GOAL
Write out every line of the dataset entries below with no changes to any character.

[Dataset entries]
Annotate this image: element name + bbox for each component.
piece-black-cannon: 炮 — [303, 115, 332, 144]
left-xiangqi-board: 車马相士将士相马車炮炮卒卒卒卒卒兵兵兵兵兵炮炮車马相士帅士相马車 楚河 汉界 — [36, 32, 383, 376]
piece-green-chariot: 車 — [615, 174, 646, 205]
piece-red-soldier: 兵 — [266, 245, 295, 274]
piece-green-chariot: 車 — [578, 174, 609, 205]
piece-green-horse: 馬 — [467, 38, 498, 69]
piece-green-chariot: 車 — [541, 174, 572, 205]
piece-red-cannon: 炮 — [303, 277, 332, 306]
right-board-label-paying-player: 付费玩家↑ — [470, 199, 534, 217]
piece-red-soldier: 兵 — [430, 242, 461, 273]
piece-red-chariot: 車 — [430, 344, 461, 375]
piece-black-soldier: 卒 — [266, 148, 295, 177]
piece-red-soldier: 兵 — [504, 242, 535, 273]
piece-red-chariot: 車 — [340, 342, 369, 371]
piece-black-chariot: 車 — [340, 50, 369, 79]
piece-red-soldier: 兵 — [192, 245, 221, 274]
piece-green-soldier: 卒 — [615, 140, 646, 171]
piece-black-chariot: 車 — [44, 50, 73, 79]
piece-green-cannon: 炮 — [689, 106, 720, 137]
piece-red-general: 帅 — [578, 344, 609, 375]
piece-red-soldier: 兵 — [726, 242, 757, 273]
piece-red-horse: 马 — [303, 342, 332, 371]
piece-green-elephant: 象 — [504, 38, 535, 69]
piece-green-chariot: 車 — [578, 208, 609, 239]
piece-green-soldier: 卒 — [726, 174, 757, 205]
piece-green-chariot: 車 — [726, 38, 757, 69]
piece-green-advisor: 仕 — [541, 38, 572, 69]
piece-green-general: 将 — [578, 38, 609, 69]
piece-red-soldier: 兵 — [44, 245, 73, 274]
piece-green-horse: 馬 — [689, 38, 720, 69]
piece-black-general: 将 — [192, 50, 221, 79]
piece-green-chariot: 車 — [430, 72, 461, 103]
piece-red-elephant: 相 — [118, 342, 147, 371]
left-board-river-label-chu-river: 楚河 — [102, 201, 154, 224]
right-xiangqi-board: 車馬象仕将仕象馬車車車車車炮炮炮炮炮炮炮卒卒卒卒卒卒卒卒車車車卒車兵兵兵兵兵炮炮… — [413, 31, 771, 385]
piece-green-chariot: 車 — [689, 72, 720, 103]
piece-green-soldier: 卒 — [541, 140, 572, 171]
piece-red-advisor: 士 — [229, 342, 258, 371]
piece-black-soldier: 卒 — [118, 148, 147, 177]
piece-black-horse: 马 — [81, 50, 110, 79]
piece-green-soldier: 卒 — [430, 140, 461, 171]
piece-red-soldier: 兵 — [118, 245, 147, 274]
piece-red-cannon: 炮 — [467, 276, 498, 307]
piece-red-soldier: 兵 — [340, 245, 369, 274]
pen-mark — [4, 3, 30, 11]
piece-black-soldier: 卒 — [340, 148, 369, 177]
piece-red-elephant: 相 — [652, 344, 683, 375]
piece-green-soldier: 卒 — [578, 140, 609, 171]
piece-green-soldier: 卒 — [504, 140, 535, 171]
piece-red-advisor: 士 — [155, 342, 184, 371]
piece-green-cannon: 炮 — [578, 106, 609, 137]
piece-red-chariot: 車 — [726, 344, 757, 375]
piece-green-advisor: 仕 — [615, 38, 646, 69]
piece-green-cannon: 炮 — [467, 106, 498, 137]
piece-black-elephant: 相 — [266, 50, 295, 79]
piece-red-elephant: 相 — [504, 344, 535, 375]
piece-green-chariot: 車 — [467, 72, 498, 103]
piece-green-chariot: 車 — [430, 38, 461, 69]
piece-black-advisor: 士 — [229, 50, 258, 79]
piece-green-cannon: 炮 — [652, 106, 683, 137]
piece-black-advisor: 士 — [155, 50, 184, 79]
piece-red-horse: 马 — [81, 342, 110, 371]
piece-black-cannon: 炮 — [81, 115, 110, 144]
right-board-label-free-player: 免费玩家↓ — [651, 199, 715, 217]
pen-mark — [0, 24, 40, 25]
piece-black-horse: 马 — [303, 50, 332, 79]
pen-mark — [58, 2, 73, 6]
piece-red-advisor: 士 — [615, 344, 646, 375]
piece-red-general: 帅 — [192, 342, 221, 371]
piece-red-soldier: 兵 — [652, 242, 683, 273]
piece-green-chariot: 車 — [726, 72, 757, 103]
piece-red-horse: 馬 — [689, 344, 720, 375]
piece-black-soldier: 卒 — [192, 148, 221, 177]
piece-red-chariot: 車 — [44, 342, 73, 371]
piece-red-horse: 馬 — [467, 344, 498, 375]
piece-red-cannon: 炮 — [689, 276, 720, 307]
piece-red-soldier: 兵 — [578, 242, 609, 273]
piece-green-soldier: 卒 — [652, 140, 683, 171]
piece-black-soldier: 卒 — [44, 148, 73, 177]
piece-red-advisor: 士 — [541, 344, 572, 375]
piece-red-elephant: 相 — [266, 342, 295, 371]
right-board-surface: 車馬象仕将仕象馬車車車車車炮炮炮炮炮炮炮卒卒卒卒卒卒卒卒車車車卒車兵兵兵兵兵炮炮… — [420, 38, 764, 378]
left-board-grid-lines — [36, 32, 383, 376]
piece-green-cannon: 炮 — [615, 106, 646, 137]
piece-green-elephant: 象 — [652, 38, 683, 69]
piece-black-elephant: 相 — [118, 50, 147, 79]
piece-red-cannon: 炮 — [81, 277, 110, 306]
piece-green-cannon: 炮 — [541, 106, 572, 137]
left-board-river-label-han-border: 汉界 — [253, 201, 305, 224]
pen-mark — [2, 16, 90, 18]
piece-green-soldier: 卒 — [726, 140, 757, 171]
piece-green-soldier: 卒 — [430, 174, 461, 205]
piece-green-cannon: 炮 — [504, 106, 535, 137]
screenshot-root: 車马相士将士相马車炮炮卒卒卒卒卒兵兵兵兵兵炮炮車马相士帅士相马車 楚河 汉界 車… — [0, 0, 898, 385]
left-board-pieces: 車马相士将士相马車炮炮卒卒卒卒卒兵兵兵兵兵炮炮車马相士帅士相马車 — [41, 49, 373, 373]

EXERCISE RESULT
Annotate this image: element name + bbox for each component.
piece-black-cannon: 炮 — [303, 115, 332, 144]
left-xiangqi-board: 車马相士将士相马車炮炮卒卒卒卒卒兵兵兵兵兵炮炮車马相士帅士相马車 楚河 汉界 — [36, 32, 383, 376]
piece-green-chariot: 車 — [615, 174, 646, 205]
piece-red-soldier: 兵 — [266, 245, 295, 274]
piece-green-chariot: 車 — [578, 174, 609, 205]
piece-green-horse: 馬 — [467, 38, 498, 69]
piece-green-chariot: 車 — [541, 174, 572, 205]
piece-red-cannon: 炮 — [303, 277, 332, 306]
right-board-label-paying-player: 付费玩家↑ — [470, 199, 534, 217]
piece-red-soldier: 兵 — [430, 242, 461, 273]
piece-red-chariot: 車 — [430, 344, 461, 375]
piece-black-soldier: 卒 — [266, 148, 295, 177]
piece-red-soldier: 兵 — [504, 242, 535, 273]
piece-red-chariot: 車 — [340, 342, 369, 371]
piece-black-chariot: 車 — [340, 50, 369, 79]
piece-red-soldier: 兵 — [192, 245, 221, 274]
piece-green-soldier: 卒 — [615, 140, 646, 171]
piece-black-chariot: 車 — [44, 50, 73, 79]
piece-green-cannon: 炮 — [689, 106, 720, 137]
piece-red-general: 帅 — [578, 344, 609, 375]
piece-red-soldier: 兵 — [726, 242, 757, 273]
piece-red-horse: 马 — [303, 342, 332, 371]
piece-green-elephant: 象 — [504, 38, 535, 69]
piece-green-chariot: 車 — [578, 208, 609, 239]
piece-green-soldier: 卒 — [726, 174, 757, 205]
piece-green-chariot: 車 — [726, 38, 757, 69]
piece-green-advisor: 仕 — [541, 38, 572, 69]
piece-green-general: 将 — [578, 38, 609, 69]
piece-red-soldier: 兵 — [44, 245, 73, 274]
piece-green-horse: 馬 — [689, 38, 720, 69]
piece-black-general: 将 — [192, 50, 221, 79]
piece-green-chariot: 車 — [430, 72, 461, 103]
piece-red-elephant: 相 — [118, 342, 147, 371]
left-board-river-label-chu-river: 楚河 — [102, 201, 154, 224]
right-xiangqi-board: 車馬象仕将仕象馬車車車車車炮炮炮炮炮炮炮卒卒卒卒卒卒卒卒車車車卒車兵兵兵兵兵炮炮… — [413, 31, 771, 385]
piece-green-chariot: 車 — [689, 72, 720, 103]
piece-green-soldier: 卒 — [541, 140, 572, 171]
piece-red-advisor: 士 — [229, 342, 258, 371]
piece-black-soldier: 卒 — [118, 148, 147, 177]
piece-black-horse: 马 — [81, 50, 110, 79]
piece-green-soldier: 卒 — [430, 140, 461, 171]
piece-red-soldier: 兵 — [118, 245, 147, 274]
piece-red-cannon: 炮 — [467, 276, 498, 307]
piece-red-soldier: 兵 — [340, 245, 369, 274]
pen-mark — [4, 3, 30, 11]
piece-black-soldier: 卒 — [340, 148, 369, 177]
piece-red-elephant: 相 — [652, 344, 683, 375]
piece-green-soldier: 卒 — [578, 140, 609, 171]
piece-green-soldier: 卒 — [504, 140, 535, 171]
piece-red-advisor: 士 — [155, 342, 184, 371]
piece-green-cannon: 炮 — [578, 106, 609, 137]
piece-red-chariot: 車 — [726, 344, 757, 375]
piece-green-advisor: 仕 — [615, 38, 646, 69]
piece-green-cannon: 炮 — [467, 106, 498, 137]
piece-black-elephant: 相 — [266, 50, 295, 79]
piece-red-elephant: 相 — [504, 344, 535, 375]
piece-green-chariot: 車 — [467, 72, 498, 103]
piece-green-chariot: 車 — [430, 38, 461, 69]
piece-black-advisor: 士 — [229, 50, 258, 79]
piece-green-cannon: 炮 — [652, 106, 683, 137]
piece-black-advisor: 士 — [155, 50, 184, 79]
piece-red-horse: 马 — [81, 342, 110, 371]
piece-black-cannon: 炮 — [81, 115, 110, 144]
right-board-label-free-player: 免费玩家↓ — [651, 199, 715, 217]
pen-mark — [0, 24, 40, 25]
piece-black-horse: 马 — [303, 50, 332, 79]
pen-mark — [58, 2, 73, 6]
piece-red-advisor: 士 — [615, 344, 646, 375]
piece-red-general: 帅 — [192, 342, 221, 371]
piece-red-soldier: 兵 — [652, 242, 683, 273]
piece-green-chariot: 車 — [726, 72, 757, 103]
piece-red-horse: 馬 — [689, 344, 720, 375]
piece-black-soldier: 卒 — [192, 148, 221, 177]
piece-red-chariot: 車 — [44, 342, 73, 371]
piece-red-horse: 馬 — [467, 344, 498, 375]
piece-red-cannon: 炮 — [689, 276, 720, 307]
piece-red-soldier: 兵 — [578, 242, 609, 273]
piece-green-soldier: 卒 — [652, 140, 683, 171]
piece-black-soldier: 卒 — [44, 148, 73, 177]
piece-red-advisor: 士 — [541, 344, 572, 375]
piece-red-elephant: 相 — [266, 342, 295, 371]
right-board-surface: 車馬象仕将仕象馬車車車車車炮炮炮炮炮炮炮卒卒卒卒卒卒卒卒車車車卒車兵兵兵兵兵炮炮… — [420, 38, 764, 378]
left-board-grid-lines — [36, 32, 383, 376]
piece-green-cannon: 炮 — [615, 106, 646, 137]
piece-green-elephant: 象 — [652, 38, 683, 69]
piece-black-elephant: 相 — [118, 50, 147, 79]
piece-red-cannon: 炮 — [81, 277, 110, 306]
piece-green-cannon: 炮 — [541, 106, 572, 137]
left-board-river-label-han-border: 汉界 — [253, 201, 305, 224]
pen-mark — [2, 16, 90, 18]
piece-green-soldier: 卒 — [726, 140, 757, 171]
piece-green-soldier: 卒 — [430, 174, 461, 205]
piece-green-cannon: 炮 — [504, 106, 535, 137]
screenshot-root: 車马相士将士相马車炮炮卒卒卒卒卒兵兵兵兵兵炮炮車马相士帅士相马車 楚河 汉界 車… — [0, 0, 898, 385]
left-board-pieces: 車马相士将士相马車炮炮卒卒卒卒卒兵兵兵兵兵炮炮車马相士帅士相马車 — [41, 49, 373, 373]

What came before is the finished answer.